*DATASET ROWS:*

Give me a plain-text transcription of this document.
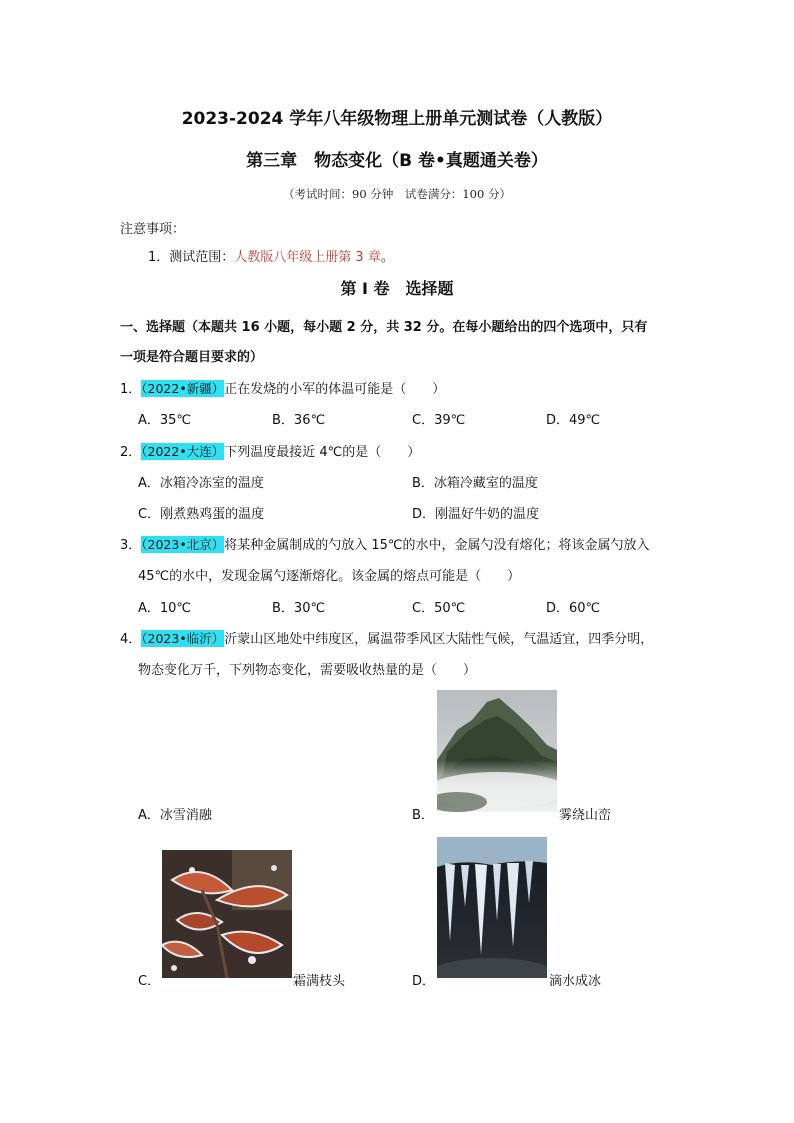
2023-2024 学年八年级物理上册单元测试卷（人教版）
第三章　物态变化（B 卷•真题通关卷）
（考试时间：90 分钟　试卷满分：100 分）
注意事项：
1．测试范围：人教版八年级上册第 3 章。
第 I 卷　选择题
一、选择题（本题共 16 小题，每小题 2 分，共 32 分。在每小题给出的四个选项中，只有
一项是符合题目要求的）
1．（2022•新疆）正在发烧的小军的体温可能是（　　）
A．35℃	B．36℃	C．39℃	D．49℃
2．（2022•大连）下列温度最接近 4℃的是（　　）
A．冰箱冷冻室的温度	B．冰箱冷藏室的温度
C．刚煮熟鸡蛋的温度	D．刚温好牛奶的温度
3．（2023•北京）将某种金属制成的勺放入 15℃的水中，金属勺没有熔化；将该金属勺放入
45℃的水中，发现金属勺逐渐熔化。该金属的熔点可能是（　　）
A．10℃	B．30℃	C．50℃	D．60℃
4．（2023•临沂）沂蒙山区地处中纬度区，属温带季风区大陆性气候，气温适宜，四季分明，
物态变化万千，下列物态变化，需要吸收热量的是（　　）
A．冰雪消融	B．	雾绕山峦
C．	霜满枝头	D．	滴水成冰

*SET PROBLEM:* Print all of the entries word for word. Omit the pictures they contain.

*RESULT FOR THIS EXERCISE:*
Give me a plain-text transcription of this document.
2023-2024 学年八年级物理上册单元测试卷（人教版）
第三章　物态变化（B 卷•真题通关卷）
（考试时间：90 分钟　试卷满分：100 分）
注意事项：
1．测试范围：人教版八年级上册第 3 章。
第 I 卷　选择题
一、选择题（本题共 16 小题，每小题 2 分，共 32 分。在每小题给出的四个选项中，只有
一项是符合题目要求的）
1．（2022•新疆）正在发烧的小军的体温可能是（　　）
A．35℃	B．36℃	C．39℃	D．49℃
2．（2022•大连）下列温度最接近 4℃的是（　　）
A．冰箱冷冻室的温度	B．冰箱冷藏室的温度
C．刚煮熟鸡蛋的温度	D．刚温好牛奶的温度
3．（2023•北京）将某种金属制成的勺放入 15℃的水中，金属勺没有熔化；将该金属勺放入
45℃的水中，发现金属勺逐渐熔化。该金属的熔点可能是（　　）
A．10℃	B．30℃	C．50℃	D．60℃
4．（2023•临沂）沂蒙山区地处中纬度区，属温带季风区大陆性气候，气温适宜，四季分明，
物态变化万千，下列物态变化，需要吸收热量的是（　　）
A．冰雪消融	B．	雾绕山峦
C．	霜满枝头	D．	滴水成冰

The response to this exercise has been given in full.